• The exercise: Copy out every line in the entries below that includes "true".

Dataset listings of figures
[start]

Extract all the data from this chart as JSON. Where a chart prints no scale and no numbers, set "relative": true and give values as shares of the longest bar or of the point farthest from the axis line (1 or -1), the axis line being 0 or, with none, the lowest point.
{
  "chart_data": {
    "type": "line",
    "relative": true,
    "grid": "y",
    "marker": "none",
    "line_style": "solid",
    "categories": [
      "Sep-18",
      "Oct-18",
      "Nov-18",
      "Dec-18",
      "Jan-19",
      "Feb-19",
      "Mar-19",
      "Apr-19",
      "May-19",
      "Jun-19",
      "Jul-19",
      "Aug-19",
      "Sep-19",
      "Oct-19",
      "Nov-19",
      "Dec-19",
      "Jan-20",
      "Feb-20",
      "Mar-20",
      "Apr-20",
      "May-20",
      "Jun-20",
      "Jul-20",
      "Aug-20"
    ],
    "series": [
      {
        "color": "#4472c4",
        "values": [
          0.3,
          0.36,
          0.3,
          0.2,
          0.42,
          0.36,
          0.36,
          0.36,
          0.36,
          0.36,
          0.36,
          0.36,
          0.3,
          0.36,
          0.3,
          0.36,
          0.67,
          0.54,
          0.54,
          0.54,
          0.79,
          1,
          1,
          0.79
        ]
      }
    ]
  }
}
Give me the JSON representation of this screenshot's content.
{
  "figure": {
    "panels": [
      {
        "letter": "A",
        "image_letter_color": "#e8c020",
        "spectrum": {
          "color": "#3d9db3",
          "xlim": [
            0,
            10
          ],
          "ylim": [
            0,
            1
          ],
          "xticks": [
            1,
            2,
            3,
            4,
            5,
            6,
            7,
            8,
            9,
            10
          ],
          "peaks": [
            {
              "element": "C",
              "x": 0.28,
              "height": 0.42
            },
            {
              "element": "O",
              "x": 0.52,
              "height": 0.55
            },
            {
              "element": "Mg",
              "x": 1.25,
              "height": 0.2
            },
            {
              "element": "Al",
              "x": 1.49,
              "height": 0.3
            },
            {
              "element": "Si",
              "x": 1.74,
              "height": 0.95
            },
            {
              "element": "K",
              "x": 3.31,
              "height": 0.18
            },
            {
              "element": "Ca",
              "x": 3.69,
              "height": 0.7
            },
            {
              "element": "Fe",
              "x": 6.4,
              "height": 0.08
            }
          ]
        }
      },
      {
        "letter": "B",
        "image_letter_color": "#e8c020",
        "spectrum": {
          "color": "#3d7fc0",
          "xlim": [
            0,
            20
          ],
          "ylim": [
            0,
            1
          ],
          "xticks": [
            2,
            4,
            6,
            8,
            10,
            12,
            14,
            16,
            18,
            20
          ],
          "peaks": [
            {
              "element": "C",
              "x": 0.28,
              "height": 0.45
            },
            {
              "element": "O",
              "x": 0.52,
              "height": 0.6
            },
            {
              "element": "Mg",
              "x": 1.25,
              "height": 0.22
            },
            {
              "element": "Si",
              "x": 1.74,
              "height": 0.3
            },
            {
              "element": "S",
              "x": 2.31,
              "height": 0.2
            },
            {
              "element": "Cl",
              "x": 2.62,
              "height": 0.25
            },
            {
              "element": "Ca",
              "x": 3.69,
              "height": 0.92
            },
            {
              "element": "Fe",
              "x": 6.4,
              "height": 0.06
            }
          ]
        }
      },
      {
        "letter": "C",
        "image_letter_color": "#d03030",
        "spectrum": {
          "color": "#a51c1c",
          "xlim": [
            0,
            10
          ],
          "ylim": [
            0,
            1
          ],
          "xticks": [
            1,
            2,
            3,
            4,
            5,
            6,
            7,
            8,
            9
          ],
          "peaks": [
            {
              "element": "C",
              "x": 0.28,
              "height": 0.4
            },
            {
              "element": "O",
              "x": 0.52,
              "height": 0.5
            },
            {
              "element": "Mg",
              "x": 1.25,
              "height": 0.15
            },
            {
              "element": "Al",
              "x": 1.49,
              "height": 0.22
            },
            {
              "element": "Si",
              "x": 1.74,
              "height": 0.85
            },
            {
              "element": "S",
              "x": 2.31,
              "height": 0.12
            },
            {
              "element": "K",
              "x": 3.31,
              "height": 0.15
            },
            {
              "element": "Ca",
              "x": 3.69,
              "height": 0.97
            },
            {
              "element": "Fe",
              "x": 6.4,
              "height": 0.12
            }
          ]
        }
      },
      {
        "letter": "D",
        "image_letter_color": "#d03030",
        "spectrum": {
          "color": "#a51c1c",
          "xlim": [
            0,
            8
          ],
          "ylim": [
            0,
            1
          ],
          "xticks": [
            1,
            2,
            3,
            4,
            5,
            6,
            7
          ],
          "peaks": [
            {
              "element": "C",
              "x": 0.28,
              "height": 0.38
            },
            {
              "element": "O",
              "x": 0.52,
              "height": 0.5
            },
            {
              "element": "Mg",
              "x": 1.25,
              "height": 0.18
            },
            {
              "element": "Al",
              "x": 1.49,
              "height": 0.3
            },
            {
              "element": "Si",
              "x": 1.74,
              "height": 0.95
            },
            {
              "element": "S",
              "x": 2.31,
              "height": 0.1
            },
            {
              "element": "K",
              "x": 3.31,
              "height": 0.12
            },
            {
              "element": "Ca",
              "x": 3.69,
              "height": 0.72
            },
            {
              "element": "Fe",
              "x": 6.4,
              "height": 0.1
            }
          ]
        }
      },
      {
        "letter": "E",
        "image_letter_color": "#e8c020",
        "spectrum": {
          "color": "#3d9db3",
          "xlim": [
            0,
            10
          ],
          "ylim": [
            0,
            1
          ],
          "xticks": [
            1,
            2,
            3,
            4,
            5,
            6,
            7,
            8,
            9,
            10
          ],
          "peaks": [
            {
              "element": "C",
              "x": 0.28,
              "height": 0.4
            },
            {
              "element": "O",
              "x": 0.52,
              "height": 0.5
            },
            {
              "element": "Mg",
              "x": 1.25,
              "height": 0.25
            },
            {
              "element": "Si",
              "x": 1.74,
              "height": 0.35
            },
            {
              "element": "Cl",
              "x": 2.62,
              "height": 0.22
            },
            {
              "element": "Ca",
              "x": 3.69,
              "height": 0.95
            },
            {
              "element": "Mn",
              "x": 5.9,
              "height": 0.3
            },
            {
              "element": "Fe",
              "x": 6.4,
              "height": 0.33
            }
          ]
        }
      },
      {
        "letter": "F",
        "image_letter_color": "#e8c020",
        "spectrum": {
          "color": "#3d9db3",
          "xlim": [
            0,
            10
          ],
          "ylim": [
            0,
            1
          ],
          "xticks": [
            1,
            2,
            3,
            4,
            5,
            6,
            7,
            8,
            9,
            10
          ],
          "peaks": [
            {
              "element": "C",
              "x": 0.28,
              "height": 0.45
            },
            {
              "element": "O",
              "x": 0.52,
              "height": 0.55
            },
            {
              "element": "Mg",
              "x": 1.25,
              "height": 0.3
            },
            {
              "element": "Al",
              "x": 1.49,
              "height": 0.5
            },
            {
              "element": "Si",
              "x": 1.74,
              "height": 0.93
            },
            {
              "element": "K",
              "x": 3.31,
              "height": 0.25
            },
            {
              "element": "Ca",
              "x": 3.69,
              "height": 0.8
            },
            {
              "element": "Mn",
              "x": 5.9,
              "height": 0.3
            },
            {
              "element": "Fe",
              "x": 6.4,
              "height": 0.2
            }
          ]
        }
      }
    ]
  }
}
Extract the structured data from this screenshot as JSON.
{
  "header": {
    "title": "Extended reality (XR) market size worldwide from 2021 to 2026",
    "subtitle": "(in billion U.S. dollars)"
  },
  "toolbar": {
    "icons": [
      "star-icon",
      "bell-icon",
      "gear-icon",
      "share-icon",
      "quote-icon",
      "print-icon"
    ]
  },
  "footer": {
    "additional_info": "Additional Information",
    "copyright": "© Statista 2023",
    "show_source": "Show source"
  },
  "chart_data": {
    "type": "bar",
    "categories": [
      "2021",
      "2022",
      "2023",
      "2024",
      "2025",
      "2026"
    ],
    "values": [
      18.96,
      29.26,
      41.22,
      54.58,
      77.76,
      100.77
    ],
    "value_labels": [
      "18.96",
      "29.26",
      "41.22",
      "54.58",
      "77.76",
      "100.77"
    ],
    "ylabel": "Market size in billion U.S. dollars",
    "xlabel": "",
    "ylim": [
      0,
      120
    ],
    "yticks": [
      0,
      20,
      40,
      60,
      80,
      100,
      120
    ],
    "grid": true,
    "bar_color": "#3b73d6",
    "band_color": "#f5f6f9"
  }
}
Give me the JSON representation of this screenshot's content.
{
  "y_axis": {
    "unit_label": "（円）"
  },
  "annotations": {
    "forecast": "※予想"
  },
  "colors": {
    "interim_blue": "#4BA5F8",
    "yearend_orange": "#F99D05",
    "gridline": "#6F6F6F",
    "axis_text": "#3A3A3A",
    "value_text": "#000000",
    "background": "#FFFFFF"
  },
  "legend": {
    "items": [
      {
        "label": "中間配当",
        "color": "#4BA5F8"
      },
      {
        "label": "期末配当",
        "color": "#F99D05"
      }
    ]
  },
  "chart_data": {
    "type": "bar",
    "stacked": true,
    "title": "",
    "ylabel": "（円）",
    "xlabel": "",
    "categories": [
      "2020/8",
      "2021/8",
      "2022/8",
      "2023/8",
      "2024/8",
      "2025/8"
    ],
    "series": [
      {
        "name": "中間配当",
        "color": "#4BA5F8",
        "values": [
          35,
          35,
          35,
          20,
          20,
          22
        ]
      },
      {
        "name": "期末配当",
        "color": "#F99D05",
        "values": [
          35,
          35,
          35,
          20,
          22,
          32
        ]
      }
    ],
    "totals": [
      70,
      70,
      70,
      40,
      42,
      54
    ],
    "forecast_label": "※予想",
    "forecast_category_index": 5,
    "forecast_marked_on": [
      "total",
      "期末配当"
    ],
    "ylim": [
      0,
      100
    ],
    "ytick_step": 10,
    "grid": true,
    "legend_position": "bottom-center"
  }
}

[end]

• The solution:
Extract all the data from this chart as JSON. Where a chart prints no scale and no numbers, set "relative": true and give values as shares of the longest bar or of the point farthest from the axis line (1 or -1), the axis line being 0 or, with none, the lowest point.
    "relative": true,
    "grid": true,
    "stacked": true,
    "grid": true,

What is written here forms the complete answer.